| Given task |
Return all lines where the word "screenshot" can be found.

| Items from a figure collection |
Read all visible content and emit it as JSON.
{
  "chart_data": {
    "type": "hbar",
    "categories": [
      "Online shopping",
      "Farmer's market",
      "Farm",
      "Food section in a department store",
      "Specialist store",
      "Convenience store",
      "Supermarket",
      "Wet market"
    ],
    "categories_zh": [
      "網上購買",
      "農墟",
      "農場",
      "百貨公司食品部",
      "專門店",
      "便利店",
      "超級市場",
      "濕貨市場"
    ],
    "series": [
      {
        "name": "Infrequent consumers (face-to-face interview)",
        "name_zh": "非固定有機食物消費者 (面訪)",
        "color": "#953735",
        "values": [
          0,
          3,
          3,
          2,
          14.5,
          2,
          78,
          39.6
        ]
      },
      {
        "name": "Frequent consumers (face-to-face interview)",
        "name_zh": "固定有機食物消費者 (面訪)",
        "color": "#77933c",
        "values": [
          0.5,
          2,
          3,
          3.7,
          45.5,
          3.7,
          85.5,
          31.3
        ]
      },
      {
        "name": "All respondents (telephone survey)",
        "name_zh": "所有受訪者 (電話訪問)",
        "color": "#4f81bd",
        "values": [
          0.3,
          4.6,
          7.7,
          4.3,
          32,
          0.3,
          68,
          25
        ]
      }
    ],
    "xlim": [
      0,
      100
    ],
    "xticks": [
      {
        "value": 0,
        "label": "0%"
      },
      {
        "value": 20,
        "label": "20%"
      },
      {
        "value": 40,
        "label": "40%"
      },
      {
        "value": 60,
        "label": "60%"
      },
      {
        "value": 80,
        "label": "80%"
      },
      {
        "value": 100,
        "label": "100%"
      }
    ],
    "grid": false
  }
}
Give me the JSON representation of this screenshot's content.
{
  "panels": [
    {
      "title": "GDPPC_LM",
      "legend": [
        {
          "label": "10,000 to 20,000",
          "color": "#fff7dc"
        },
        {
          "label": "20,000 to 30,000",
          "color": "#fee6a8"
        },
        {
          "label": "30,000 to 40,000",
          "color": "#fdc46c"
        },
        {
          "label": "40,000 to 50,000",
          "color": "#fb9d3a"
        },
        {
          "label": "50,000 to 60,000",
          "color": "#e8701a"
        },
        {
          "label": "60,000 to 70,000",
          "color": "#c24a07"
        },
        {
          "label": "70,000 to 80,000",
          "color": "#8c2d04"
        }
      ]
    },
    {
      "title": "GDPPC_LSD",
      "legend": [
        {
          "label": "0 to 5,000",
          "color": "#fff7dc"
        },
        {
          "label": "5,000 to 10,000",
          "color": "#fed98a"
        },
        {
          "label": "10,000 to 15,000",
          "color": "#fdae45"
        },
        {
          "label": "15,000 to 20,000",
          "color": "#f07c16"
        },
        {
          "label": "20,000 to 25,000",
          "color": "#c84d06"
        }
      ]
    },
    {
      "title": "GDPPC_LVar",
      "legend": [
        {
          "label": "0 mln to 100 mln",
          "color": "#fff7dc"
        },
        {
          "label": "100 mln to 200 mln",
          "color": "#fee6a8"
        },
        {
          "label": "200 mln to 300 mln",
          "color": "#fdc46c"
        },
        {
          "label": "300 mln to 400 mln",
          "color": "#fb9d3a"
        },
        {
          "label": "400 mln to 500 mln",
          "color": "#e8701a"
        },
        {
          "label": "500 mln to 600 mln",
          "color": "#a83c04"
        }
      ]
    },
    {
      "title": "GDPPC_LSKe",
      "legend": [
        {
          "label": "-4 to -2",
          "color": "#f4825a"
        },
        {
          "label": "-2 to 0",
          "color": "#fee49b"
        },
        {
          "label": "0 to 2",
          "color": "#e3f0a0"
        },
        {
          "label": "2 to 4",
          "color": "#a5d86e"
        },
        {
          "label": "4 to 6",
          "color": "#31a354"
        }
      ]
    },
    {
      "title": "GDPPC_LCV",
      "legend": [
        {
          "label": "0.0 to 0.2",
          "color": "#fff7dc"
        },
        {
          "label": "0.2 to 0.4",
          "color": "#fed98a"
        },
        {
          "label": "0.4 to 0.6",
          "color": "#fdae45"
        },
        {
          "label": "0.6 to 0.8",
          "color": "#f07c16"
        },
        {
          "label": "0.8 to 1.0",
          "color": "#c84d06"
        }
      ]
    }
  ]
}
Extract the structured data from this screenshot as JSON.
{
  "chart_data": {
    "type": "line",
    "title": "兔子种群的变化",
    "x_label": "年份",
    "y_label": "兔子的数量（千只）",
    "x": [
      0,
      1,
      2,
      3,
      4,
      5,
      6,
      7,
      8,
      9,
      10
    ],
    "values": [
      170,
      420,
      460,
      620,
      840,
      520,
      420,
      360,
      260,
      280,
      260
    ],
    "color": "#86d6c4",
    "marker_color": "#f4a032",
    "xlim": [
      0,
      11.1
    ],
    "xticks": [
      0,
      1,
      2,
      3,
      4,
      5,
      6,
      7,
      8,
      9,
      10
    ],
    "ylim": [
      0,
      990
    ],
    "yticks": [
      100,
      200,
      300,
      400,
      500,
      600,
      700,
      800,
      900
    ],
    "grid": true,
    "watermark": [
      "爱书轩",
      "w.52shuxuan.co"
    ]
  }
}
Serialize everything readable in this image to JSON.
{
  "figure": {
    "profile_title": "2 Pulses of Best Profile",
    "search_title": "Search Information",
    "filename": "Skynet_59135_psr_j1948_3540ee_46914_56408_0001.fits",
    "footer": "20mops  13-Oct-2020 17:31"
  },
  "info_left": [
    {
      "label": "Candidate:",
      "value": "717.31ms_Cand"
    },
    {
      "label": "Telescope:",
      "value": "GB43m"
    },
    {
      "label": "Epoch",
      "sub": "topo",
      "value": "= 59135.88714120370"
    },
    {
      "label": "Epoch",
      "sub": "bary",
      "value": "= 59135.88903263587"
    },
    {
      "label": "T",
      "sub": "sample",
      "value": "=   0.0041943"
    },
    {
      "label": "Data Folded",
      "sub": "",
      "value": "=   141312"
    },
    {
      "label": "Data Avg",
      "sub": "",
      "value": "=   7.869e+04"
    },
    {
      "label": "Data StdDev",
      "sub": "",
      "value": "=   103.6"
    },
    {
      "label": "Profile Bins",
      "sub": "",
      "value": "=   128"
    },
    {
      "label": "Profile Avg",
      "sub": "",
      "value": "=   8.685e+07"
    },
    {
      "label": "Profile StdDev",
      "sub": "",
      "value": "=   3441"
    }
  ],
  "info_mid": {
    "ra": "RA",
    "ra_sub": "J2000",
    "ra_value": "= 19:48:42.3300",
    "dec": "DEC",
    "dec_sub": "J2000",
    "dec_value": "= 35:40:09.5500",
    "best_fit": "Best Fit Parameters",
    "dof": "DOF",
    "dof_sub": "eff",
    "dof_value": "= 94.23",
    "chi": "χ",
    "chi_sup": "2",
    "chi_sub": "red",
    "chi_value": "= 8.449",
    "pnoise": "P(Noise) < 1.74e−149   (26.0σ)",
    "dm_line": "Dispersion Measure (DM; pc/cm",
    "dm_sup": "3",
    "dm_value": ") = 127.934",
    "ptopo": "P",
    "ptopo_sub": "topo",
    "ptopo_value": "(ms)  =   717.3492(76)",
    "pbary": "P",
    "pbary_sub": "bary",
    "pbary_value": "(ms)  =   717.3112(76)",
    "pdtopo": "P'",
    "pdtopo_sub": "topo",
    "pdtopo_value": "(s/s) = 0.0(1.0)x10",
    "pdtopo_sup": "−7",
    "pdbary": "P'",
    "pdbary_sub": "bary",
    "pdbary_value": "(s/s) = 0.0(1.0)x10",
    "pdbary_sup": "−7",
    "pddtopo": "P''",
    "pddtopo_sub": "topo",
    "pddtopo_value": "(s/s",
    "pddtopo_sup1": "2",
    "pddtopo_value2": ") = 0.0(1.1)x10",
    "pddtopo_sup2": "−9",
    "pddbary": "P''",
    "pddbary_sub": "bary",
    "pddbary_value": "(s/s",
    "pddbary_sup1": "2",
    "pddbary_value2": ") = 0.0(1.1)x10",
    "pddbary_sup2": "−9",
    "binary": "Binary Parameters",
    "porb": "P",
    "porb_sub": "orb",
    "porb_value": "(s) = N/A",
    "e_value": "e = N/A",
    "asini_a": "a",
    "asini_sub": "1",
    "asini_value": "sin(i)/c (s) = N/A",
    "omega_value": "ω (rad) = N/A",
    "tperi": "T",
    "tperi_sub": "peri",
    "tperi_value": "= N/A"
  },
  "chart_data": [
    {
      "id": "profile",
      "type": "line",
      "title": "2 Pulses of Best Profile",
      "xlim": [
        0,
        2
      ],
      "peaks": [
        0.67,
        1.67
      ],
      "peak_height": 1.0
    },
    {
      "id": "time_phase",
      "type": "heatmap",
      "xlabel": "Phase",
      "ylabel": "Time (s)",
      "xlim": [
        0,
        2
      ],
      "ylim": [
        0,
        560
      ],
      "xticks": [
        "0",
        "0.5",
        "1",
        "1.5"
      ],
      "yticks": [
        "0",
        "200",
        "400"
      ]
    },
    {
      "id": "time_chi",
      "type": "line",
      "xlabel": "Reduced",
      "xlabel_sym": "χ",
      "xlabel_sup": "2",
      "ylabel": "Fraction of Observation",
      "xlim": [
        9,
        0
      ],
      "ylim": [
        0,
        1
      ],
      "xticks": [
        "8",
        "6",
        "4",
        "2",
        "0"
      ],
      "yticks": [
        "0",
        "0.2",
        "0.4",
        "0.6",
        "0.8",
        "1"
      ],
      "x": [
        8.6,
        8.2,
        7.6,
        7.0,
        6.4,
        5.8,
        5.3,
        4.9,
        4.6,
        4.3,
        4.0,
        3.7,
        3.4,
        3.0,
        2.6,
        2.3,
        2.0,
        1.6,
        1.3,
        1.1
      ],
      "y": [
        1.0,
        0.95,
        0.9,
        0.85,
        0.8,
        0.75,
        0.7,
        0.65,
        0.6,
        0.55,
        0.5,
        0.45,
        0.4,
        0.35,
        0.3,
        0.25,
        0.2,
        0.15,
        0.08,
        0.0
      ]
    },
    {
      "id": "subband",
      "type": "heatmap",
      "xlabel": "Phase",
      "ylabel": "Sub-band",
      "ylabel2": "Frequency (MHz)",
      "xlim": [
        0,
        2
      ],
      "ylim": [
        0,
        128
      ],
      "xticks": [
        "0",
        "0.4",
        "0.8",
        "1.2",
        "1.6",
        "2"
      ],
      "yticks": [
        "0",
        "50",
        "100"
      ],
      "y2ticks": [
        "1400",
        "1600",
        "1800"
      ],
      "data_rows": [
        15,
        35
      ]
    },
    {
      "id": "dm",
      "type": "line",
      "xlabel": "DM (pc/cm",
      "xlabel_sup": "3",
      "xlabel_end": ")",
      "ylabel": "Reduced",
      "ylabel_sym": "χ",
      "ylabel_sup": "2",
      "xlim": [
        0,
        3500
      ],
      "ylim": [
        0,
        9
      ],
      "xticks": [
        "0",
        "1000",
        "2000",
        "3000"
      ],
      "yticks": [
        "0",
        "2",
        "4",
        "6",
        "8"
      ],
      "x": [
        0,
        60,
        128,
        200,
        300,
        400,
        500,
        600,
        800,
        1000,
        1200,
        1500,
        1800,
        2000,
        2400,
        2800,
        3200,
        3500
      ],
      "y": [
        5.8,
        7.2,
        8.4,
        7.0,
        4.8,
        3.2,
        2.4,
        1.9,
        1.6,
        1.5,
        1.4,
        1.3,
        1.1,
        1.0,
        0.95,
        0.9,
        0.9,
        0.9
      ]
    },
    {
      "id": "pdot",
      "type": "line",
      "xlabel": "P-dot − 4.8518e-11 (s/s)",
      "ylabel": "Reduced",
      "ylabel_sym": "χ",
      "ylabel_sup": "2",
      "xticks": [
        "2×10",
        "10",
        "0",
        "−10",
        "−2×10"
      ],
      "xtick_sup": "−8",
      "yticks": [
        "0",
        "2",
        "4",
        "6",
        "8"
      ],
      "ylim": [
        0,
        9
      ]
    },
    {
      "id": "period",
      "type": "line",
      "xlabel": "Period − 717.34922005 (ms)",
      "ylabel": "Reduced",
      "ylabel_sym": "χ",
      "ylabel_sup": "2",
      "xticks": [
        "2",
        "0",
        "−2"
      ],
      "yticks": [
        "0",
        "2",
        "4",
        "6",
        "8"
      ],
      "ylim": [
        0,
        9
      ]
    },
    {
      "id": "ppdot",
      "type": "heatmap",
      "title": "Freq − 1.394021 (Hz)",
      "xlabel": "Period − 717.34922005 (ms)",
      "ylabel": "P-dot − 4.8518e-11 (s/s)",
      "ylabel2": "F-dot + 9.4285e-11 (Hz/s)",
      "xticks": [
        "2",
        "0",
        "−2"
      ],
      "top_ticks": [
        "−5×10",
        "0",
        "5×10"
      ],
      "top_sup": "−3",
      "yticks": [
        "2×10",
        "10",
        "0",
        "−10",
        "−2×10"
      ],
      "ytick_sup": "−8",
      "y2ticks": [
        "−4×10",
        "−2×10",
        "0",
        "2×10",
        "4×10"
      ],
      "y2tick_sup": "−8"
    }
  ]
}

| Task answer |
Give me the JSON representation of this screenshot's content.
Extract the structured data from this screenshot as JSON.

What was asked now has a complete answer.